▶ [AIM]
Review the lines that follow and copy each one that contains the word "JSON".

▶ [SOURCE DATA]

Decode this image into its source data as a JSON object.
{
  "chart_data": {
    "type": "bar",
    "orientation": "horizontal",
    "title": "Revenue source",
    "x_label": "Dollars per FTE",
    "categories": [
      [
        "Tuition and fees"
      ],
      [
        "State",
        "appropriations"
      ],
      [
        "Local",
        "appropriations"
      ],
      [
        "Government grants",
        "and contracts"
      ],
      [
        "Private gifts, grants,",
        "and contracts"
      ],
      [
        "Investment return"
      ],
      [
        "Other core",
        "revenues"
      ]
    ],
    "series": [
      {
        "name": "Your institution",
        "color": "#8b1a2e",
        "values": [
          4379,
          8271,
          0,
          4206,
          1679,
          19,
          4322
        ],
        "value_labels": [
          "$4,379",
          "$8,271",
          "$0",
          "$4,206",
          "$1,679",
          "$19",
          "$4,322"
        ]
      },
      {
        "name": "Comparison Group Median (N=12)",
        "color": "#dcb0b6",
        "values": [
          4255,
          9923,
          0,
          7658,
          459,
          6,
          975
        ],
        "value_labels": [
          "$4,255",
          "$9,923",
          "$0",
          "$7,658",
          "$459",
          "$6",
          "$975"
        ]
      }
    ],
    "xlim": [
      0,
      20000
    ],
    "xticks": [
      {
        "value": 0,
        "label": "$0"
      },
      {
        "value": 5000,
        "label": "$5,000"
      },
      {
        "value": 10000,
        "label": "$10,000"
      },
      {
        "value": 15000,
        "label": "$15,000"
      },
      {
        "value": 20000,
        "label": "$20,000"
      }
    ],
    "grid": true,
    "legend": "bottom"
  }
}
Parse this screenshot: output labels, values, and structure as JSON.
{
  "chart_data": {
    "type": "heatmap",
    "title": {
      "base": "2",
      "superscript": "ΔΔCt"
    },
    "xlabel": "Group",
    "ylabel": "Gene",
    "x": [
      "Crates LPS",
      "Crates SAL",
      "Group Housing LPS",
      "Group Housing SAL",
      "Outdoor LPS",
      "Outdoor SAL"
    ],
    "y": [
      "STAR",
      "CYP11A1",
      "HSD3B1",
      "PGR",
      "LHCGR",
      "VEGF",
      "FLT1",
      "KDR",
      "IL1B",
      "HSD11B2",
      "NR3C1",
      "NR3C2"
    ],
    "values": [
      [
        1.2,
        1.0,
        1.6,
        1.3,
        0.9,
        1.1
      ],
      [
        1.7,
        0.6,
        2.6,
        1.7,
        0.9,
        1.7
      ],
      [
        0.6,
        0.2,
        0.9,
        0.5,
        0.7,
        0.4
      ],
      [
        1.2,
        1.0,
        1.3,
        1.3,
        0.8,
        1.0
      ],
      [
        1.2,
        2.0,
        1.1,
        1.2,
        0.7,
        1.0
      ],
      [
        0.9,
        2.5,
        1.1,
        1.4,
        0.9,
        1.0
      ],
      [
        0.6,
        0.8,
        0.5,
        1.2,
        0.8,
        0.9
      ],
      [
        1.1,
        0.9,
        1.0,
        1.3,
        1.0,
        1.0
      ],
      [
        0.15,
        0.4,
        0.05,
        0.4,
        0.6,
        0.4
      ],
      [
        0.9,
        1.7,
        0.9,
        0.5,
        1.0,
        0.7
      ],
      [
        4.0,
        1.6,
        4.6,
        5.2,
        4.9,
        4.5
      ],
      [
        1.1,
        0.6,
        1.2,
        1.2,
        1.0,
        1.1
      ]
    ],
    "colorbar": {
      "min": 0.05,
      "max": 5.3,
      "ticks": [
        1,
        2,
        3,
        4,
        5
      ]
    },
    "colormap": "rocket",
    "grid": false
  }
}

▶ [EXERCISE RESPONSE]
Decode this image into its source data as a JSON object.
Parse this screenshot: output labels, values, and structure as JSON.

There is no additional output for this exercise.